- Born: 1959 Sivas, Turkey
- Died: 12 October 2011 (aged 51–52) Istanbul, Turkey
- Occupations: Journalist, translator
- Children: 2

= Suzan Zengin =

Turkish journalist and human rights activist

Suzan Zengin (1959 – 12 October 2011) was a Turkish journalist, translator and human rights activist. She was detained on accusation of membership in an illegal organization for almost two years.

==Early years==
Suzan Zengin was born as one of the six children of a family from Sivas in 1959. At the age of ten, she went to Germany, where she lived 18 years. During her education there, she was interested in the problems of immigrants.

She married Bekir Zengin and gave birth to two children.

==Journalist and translator career==
Suzan Zengin had been an employee of the "Umut Publishing" since 2003, and a journalist since 2007 for the daily İşçi-Köylü Gazetesi (literally: "Workers'-Peasants' Newspaper") issued by the same publisher. She was the local representative of the newspaper in Kartal, Istanbul Province. Zengin was a human rights activist, and worked also for the Human Rights Association of Turkey (İHD).

She translated a number of anthologies into Turkish language including Kıbrıs Elen Edebiyatı ("Hellenic Literature of Cyprus"), Selanik Öyküleri ("Stories of Thessaloniki"), Süryani Halk Öykü ve Türküleri ("Stories and Folk Songs of Assyrians"). During her confinement, she translated the book Persecution, Expulsion and Annihilation of the Christian population in the Ottoman Empire, 1912-22 ("Birinci Dünya Savaşı ve Sonrasında Anadolu Hristiyanlarının Sürgün, Kıyım ve Tasfiyesi") written by the German historian Tessa Hofmann (Savvidis), and made it ready for publication.

» **Data**:

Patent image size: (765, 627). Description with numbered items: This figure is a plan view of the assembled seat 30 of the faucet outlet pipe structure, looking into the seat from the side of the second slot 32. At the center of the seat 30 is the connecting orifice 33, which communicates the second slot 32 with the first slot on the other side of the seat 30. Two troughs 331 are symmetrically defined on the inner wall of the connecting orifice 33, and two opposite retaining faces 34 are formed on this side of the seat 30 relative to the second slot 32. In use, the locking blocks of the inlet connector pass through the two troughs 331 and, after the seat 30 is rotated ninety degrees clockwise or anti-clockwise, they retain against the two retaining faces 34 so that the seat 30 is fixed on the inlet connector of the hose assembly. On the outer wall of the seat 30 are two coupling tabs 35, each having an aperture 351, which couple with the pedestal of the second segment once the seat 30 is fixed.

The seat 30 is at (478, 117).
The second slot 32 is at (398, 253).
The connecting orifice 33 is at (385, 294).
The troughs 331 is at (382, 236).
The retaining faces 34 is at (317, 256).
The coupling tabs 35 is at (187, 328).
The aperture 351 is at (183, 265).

» **Exercise instructions**:
1 - In the Suzan Zengin article, how many years did she live in Germany?
2 - Name every translated work that the Suzan Zengin article mentions by title.
3 - Write the next part of the Suzan Zengin article, picking up after its final sentence.

» **Expected results**:
1 - She lived in Germany for 18 years.

2 -
- Kıbrıs Elen Edebiyatı ("Hellenic Literature of Cyprus")
- Selanik Öyküleri ("Stories of Thessaloniki")
- Süryani Halk Öykü ve Türküleri ("Stories and Folk Songs of Assyrians")
- Persecution, Expulsion and Annihilation of the Christian population in the Ottoman Empire, 1912-22 ("Birinci Dünya Savaşı ve Sonrasında Anadolu Hristiyanlarının Sürgün, Kıyım ve Tasfiyesi")

3 -
==Arrest==
Zengin was detained in Bakırköy Women's Prison on 29 August 2009 after she was arrested the day before while her residence was raided by police. Her trial began only on 26 August 2010. She was accused of membership in the illegal and armed far-leftist organization TKP/ML TİKKO. She faced a 15-year sentence in prison according to the indictment.

In the prison, she contracted health issues, which continuously worsened during her incarceration. She was released from the prison after almost two years on 11 June 2011.

==Death==
Zengin was treated for her illness, however, her health condition was much advanced. She underwent a cardiac surgery in a hospital for chest diseases in Koşuyolu, Üsküdar due to excessive vasodilation coronary vein. She died after 17 days in the intensive care ward at the age of 52 on the night of 12 October 2011.

Zengin was buried following a funeral service at a cemevi in Tuzla, Istanbul according to her religious belief of Alevism.